Lines of data
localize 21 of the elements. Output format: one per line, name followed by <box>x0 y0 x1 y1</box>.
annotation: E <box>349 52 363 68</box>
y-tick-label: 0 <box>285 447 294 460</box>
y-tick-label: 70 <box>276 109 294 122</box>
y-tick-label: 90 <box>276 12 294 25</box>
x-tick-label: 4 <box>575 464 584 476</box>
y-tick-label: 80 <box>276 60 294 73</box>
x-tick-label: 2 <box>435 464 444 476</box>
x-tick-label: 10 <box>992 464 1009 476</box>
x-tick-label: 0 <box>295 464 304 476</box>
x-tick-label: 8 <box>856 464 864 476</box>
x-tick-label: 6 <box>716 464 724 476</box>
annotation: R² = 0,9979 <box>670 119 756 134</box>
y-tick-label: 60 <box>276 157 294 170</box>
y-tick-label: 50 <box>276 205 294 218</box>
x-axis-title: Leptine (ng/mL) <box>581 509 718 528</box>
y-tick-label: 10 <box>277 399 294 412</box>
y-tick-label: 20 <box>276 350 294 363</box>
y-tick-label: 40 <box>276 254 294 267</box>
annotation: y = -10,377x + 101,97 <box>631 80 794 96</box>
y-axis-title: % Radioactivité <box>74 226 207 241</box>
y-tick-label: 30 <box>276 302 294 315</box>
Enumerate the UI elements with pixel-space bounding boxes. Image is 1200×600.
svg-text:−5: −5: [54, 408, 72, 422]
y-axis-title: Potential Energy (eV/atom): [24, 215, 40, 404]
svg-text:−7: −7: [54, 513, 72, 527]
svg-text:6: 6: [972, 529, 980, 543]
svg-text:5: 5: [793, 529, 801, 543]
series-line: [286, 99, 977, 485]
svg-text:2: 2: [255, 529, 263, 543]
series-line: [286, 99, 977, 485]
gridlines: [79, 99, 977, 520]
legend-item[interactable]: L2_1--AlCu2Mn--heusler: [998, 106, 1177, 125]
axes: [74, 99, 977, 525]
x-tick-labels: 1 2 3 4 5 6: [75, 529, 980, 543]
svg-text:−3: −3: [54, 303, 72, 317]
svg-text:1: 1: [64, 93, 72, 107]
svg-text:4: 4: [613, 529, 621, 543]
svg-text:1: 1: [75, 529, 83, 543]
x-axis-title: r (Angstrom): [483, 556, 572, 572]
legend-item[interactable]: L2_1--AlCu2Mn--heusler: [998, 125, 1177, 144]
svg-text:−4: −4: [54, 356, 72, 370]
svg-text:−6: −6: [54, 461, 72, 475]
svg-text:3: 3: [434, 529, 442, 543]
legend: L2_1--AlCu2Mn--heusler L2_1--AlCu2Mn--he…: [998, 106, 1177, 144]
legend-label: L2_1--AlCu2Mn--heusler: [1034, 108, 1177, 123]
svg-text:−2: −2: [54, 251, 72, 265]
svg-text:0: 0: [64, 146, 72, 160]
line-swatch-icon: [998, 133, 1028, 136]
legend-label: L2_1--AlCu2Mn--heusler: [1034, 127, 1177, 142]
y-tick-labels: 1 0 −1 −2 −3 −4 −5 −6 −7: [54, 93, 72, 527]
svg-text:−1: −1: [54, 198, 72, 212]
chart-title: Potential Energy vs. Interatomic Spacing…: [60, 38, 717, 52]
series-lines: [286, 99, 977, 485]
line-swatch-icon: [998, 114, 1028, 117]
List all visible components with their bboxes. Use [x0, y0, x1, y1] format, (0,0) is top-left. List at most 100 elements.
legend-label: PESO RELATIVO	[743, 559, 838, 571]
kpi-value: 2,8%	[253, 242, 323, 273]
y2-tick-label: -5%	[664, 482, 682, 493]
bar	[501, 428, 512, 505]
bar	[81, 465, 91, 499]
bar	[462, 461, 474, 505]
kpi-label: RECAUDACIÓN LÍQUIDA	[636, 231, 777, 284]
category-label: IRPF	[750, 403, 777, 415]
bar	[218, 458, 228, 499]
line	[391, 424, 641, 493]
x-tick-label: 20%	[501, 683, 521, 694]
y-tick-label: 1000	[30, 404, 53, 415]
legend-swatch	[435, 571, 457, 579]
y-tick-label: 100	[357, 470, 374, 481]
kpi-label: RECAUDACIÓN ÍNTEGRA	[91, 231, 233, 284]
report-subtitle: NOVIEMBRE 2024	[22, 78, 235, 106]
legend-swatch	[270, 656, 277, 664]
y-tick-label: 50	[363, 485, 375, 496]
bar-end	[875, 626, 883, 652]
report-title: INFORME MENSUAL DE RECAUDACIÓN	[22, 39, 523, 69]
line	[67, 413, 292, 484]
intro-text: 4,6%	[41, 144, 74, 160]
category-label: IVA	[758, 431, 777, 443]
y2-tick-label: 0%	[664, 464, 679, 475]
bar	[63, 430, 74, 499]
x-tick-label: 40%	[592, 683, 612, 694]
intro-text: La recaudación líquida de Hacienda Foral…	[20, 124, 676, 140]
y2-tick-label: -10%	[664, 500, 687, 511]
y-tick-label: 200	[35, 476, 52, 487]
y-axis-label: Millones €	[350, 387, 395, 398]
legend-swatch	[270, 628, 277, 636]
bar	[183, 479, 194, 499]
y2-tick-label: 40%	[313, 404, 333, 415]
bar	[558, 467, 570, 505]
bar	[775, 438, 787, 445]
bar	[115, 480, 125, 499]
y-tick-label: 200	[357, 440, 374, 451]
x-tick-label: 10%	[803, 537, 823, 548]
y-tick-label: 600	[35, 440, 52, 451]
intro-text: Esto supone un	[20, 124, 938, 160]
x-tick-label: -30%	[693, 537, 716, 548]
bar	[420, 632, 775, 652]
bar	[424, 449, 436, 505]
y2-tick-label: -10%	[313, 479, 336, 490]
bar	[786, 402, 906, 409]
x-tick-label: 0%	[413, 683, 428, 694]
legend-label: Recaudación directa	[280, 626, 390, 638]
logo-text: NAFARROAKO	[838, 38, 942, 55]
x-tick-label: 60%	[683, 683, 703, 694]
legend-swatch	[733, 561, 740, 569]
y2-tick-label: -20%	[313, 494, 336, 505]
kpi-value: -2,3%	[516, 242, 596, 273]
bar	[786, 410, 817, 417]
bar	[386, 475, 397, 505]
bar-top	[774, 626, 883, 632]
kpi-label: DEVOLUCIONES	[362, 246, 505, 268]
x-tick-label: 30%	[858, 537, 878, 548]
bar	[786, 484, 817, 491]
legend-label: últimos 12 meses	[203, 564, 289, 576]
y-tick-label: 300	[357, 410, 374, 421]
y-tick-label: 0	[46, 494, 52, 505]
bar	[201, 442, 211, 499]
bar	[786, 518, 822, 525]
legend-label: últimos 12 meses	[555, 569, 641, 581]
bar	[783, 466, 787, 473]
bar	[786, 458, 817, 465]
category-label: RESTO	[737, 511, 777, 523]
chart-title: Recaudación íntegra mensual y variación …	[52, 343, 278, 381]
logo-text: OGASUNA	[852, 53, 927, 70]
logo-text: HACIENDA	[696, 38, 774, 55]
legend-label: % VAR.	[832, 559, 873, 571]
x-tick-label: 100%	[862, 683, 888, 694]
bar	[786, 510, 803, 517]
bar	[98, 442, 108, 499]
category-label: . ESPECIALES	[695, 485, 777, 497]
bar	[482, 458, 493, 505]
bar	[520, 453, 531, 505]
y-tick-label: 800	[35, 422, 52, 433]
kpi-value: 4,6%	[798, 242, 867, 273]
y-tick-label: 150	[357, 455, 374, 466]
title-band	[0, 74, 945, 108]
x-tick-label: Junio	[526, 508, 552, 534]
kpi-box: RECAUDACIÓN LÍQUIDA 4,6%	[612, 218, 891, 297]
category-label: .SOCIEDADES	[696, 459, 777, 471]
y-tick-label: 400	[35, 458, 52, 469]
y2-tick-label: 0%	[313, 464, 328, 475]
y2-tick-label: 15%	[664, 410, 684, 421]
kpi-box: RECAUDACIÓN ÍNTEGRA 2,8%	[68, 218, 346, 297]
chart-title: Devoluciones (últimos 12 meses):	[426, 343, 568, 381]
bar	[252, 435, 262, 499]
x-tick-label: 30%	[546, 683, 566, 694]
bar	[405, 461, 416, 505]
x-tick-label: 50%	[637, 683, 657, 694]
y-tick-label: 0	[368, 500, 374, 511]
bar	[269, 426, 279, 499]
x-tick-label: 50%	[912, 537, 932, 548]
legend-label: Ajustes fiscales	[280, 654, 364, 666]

§ WORK TO COMPLETE: Rename "y-tick-label" to "y-axis-tick" in the records from the first line to the line with "x-tick-label: 4 <box>575 464 584 476</box>", and output only those lines with nothing else changed.

§ PROBLEM SOLUTION:
localize 21 of the elements. Output format: one per line, name followed by <box>x0 y0 x1 y1</box>.
annotation: E <box>349 52 363 68</box>
y-axis-tick: 0 <box>285 447 294 460</box>
y-axis-tick: 70 <box>276 109 294 122</box>
y-axis-tick: 90 <box>276 12 294 25</box>
x-tick-label: 4 <box>575 464 584 476</box>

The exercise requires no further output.